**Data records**
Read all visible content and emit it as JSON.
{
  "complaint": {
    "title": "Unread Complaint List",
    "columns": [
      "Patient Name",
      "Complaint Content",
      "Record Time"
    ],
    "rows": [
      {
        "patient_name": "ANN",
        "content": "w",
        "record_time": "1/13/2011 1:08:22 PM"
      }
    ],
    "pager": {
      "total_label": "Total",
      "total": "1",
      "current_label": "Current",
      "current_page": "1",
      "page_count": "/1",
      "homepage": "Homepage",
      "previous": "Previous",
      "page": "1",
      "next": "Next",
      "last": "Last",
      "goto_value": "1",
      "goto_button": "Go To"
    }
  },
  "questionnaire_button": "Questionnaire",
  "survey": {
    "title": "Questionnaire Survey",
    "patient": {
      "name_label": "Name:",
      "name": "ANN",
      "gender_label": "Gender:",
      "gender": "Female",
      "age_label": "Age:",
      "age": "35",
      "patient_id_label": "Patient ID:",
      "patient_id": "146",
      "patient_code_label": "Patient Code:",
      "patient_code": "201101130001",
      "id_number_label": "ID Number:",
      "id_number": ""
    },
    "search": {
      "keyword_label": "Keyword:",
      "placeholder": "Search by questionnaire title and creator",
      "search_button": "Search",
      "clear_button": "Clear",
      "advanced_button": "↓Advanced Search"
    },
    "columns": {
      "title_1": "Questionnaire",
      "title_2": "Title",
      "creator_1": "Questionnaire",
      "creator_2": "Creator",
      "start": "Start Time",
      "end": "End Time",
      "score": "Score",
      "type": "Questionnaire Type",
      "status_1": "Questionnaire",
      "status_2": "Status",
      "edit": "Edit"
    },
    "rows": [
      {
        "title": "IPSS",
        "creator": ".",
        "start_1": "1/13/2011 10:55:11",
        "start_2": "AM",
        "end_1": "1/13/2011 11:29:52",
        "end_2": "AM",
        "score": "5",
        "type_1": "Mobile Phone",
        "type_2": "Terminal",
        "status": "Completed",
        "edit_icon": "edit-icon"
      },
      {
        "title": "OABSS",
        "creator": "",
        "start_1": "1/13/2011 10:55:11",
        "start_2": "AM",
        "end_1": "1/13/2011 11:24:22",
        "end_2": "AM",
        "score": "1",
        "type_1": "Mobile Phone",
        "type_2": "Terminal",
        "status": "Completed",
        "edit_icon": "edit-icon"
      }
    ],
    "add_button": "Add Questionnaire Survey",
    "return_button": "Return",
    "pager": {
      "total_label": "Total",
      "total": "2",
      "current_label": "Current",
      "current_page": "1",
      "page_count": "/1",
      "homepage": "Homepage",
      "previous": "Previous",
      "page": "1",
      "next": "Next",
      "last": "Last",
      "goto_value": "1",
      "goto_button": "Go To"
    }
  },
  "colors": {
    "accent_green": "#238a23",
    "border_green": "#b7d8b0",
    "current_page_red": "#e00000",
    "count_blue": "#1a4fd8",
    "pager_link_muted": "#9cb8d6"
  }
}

**Objective**
Each entry above is to be set down again in exactly the same words.

**Correct answer**
Read all visible content and emit it as JSON.
{
  "complaint": {
    "title": "Unread Complaint List",
    "columns": [
      "Patient Name",
      "Complaint Content",
      "Record Time"
    ],
    "rows": [
      {
        "patient_name": "ANN",
        "content": "w",
        "record_time": "1/13/2011 1:08:22 PM"
      }
    ],
    "pager": {
      "total_label": "Total",
      "total": "1",
      "current_label": "Current",
      "current_page": "1",
      "page_count": "/1",
      "homepage": "Homepage",
      "previous": "Previous",
      "page": "1",
      "next": "Next",
      "last": "Last",
      "goto_value": "1",
      "goto_button": "Go To"
    }
  },
  "questionnaire_button": "Questionnaire",
  "survey": {
    "title": "Questionnaire Survey",
    "patient": {
      "name_label": "Name:",
      "name": "ANN",
      "gender_label": "Gender:",
      "gender": "Female",
      "age_label": "Age:",
      "age": "35",
      "patient_id_label": "Patient ID:",
      "patient_id": "146",
      "patient_code_label": "Patient Code:",
      "patient_code": "201101130001",
      "id_number_label": "ID Number:",
      "id_number": ""
    },
    "search": {
      "keyword_label": "Keyword:",
      "placeholder": "Search by questionnaire title and creator",
      "search_button": "Search",
      "clear_button": "Clear",
      "advanced_button": "↓Advanced Search"
    },
    "columns": {
      "title_1": "Questionnaire",
      "title_2": "Title",
      "creator_1": "Questionnaire",
      "creator_2": "Creator",
      "start": "Start Time",
      "end": "End Time",
      "score": "Score",
      "type": "Questionnaire Type",
      "status_1": "Questionnaire",
      "status_2": "Status",
      "edit": "Edit"
    },
    "rows": [
      {
        "title": "IPSS",
        "creator": ".",
        "start_1": "1/13/2011 10:55:11",
        "start_2": "AM",
        "end_1": "1/13/2011 11:29:52",
        "end_2": "AM",
        "score": "5",
        "type_1": "Mobile Phone",
        "type_2": "Terminal",
        "status": "Completed",
        "edit_icon": "edit-icon"
      },
      {
        "title": "OABSS",
        "creator": "",
        "start_1": "1/13/2011 10:55:11",
        "start_2": "AM",
        "end_1": "1/13/2011 11:24:22",
        "end_2": "AM",
        "score": "1",
        "type_1": "Mobile Phone",
        "type_2": "Terminal",
        "status": "Completed",
        "edit_icon": "edit-icon"
      }
    ],
    "add_button": "Add Questionnaire Survey",
    "return_button": "Return",
    "pager": {
      "total_label": "Total",
      "total": "2",
      "current_label": "Current",
      "current_page": "1",
      "page_count": "/1",
      "homepage": "Homepage",
      "previous": "Previous",
      "page": "1",
      "next": "Next",
      "last": "Last",
      "goto_value": "1",
      "goto_button": "Go To"
    }
  },
  "colors": {
    "accent_green": "#238a23",
    "border_green": "#b7d8b0",
    "current_page_red": "#e00000",
    "count_blue": "#1a4fd8",
    "pager_link_muted": "#9cb8d6"
  }
}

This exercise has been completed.